Set task
Your task is to extract every line from the material below exactly.

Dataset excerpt
........
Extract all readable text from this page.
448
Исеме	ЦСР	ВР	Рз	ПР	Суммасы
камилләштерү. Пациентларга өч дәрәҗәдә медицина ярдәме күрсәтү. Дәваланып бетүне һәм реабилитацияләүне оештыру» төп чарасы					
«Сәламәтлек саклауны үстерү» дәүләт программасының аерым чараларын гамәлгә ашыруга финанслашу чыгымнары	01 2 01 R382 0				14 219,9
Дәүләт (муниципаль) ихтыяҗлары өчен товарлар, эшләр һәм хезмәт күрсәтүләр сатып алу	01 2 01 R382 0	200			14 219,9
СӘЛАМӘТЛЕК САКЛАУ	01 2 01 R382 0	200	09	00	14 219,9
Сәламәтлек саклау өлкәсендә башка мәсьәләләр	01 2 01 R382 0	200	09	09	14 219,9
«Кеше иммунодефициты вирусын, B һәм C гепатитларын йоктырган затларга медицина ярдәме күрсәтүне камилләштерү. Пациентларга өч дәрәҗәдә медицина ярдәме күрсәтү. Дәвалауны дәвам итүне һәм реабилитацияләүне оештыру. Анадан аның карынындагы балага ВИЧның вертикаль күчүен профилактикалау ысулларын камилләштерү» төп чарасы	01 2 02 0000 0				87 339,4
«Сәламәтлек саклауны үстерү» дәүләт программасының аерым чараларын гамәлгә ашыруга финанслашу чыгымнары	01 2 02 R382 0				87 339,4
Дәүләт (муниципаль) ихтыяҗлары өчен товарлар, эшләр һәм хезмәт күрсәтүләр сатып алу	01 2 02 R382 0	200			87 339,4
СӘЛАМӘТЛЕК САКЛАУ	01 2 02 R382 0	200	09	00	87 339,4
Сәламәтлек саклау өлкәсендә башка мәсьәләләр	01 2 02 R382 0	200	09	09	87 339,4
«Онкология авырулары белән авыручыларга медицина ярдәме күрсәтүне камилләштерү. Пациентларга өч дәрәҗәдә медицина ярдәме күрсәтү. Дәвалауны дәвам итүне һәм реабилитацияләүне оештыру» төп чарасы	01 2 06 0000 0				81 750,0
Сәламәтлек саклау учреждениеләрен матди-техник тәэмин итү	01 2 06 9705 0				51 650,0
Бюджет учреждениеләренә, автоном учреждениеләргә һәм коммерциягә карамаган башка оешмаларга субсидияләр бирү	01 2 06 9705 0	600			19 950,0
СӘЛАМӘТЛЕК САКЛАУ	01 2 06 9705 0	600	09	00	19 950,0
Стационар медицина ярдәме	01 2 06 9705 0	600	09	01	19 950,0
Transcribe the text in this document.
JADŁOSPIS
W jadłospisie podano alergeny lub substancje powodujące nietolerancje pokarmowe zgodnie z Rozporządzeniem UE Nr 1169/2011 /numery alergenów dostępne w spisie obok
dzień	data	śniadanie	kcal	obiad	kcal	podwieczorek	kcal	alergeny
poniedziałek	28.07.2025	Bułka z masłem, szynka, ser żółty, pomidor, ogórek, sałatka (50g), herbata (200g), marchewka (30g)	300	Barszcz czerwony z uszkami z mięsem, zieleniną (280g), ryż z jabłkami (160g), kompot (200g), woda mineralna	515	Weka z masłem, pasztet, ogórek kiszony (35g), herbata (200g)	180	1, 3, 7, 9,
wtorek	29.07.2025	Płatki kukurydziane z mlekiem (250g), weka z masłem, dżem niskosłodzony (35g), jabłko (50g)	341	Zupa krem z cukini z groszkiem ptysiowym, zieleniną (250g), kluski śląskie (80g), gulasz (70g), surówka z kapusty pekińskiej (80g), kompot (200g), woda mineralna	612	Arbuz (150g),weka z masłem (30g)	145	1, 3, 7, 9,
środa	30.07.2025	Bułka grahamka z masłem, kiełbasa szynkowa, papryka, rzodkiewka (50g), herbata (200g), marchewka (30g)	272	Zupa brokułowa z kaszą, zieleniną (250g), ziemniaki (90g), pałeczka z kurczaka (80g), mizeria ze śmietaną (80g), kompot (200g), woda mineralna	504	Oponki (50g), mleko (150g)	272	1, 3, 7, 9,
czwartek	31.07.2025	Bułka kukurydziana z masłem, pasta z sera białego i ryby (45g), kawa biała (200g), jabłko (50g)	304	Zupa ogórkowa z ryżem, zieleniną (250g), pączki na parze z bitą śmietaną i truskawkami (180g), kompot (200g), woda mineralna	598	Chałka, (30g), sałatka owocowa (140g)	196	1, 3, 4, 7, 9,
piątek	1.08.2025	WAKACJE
........
The solution
Extract all readable text from this page.
448
Исеме	ЦСР	ВР	Рз	ПР	Суммасы
камилләштерү. Пациентларга өч дәрәҗәдә медицина ярдәме күрсәтү. Дәваланып бетүне һәм реабилитацияләүне оештыру» төп чарасы					
«Сәламәтлек саклауны үстерү» дәүләт программасының аерым чараларын гамәлгә ашыруга финанслашу чыгымнары	01 2 01 R382 0				14 219,9
Дәүләт (муниципаль) ихтыяҗлары өчен товарлар, эшләр һәм хезмәт күрсәтүләр сатып алу	01 2 01 R382 0	200			14 219,9
СӘЛАМӘТЛЕК САКЛАУ	01 2 01 R382 0	200	09	00	14 219,9
Сәламәтлек саклау өлкәсендә башка мәсьәләләр	01 2 01 R382 0	200	09	09	14 219,9
«Кеше иммунодефициты вирусын, B һәм C гепатитларын йоктырган затларга медицина ярдәме күрсәтүне камилләштерү. Пациентларга өч дәрәҗәдә медицина ярдәме күрсәтү. Дәвалауны дәвам итүне һәм реабилитацияләүне оештыру. Анадан аның карынындагы балага ВИЧның вертикаль күчүен профилактикалау ысулларын камилләштерү» төп чарасы	01 2 02 0000 0				87 339,4
«Сәламәтлек саклауны үстерү» дәүләт программасының аерым чараларын гамәлгә ашыруга финанслашу чыгымнары	01 2 02 R382 0				87 339,4
Дәүләт (муниципаль) ихтыяҗлары өчен товарлар, эшләр һәм хезмәт күрсәтүләр сатып алу	01 2 02 R382 0	200			87 339,4
СӘЛАМӘТЛЕК САКЛАУ	01 2 02 R382 0	200	09	00	87 339,4
Сәламәтлек саклау өлкәсендә башка мәсьәләләр	01 2 02 R382 0	200	09	09	87 339,4
«Онкология авырулары белән авыручыларга медицина ярдәме күрсәтүне камилләштерү. Пациентларга өч дәрәҗәдә медицина ярдәме күрсәтү. Дәвалауны дәвам итүне һәм реабилитацияләүне оештыру» төп чарасы	01 2 06 0000 0				81 750,0
Сәламәтлек саклау учреждениеләрен матди-техник тәэмин итү	01 2 06 9705 0				51 650,0
Бюджет учреждениеләренә, автоном учреждениеләргә һәм коммерциягә карамаган башка оешмаларга субсидияләр бирү	01 2 06 9705 0	600			19 950,0
СӘЛАМӘТЛЕК САКЛАУ	01 2 06 9705 0	600	09	00	19 950,0
Стационар медицина ярдәме	01 2 06 9705 0	600	09	01	19 950,0
Transcribe the text in this document.
JADŁOSPIS
W jadłospisie podano alergeny lub substancje powodujące nietolerancje pokarmowe zgodnie z Rozporządzeniem UE Nr 1169/2011 /numery alergenów dostępne w spisie obok
dzień	data	śniadanie	kcal	obiad	kcal	podwieczorek	kcal	alergeny
poniedziałek	28.07.2025	Bułka z masłem, szynka, ser żółty, pomidor, ogórek, sałatka (50g), herbata (200g), marchewka (30g)	300	Barszcz czerwony z uszkami z mięsem, zieleniną (280g), ryż z jabłkami (160g), kompot (200g), woda mineralna	515	Weka z masłem, pasztet, ogórek kiszony (35g), herbata (200g)	180	1, 3, 7, 9,
wtorek	29.07.2025	Płatki kukurydziane z mlekiem (250g), weka z masłem, dżem niskosłodzony (35g), jabłko (50g)	341	Zupa krem z cukini z groszkiem ptysiowym, zieleniną (250g), kluski śląskie (80g), gulasz (70g), surówka z kapusty pekińskiej (80g), kompot (200g), woda mineralna	612	Arbuz (150g),weka z masłem (30g)	145	1, 3, 7, 9,
środa	30.07.2025	Bułka grahamka z masłem, kiełbasa szynkowa, papryka, rzodkiewka (50g), herbata (200g), marchewka (30g)	272	Zupa brokułowa z kaszą, zieleniną (250g), ziemniaki (90g), pałeczka z kurczaka (80g), mizeria ze śmietaną (80g), kompot (200g), woda mineralna	504	Oponki (50g), mleko (150g)	272	1, 3, 7, 9,
czwartek	31.07.2025	Bułka kukurydziana z masłem, pasta z sera białego i ryby (45g), kawa biała (200g), jabłko (50g)	304	Zupa ogórkowa z ryżem, zieleniną (250g), pączki na parze z bitą śmietaną i truskawkami (180g), kompot (200g), woda mineralna	598	Chałka, (30g), sałatka owocowa (140g)	196	1, 3, 4, 7, 9,
piątek	1.08.2025	WAKACJE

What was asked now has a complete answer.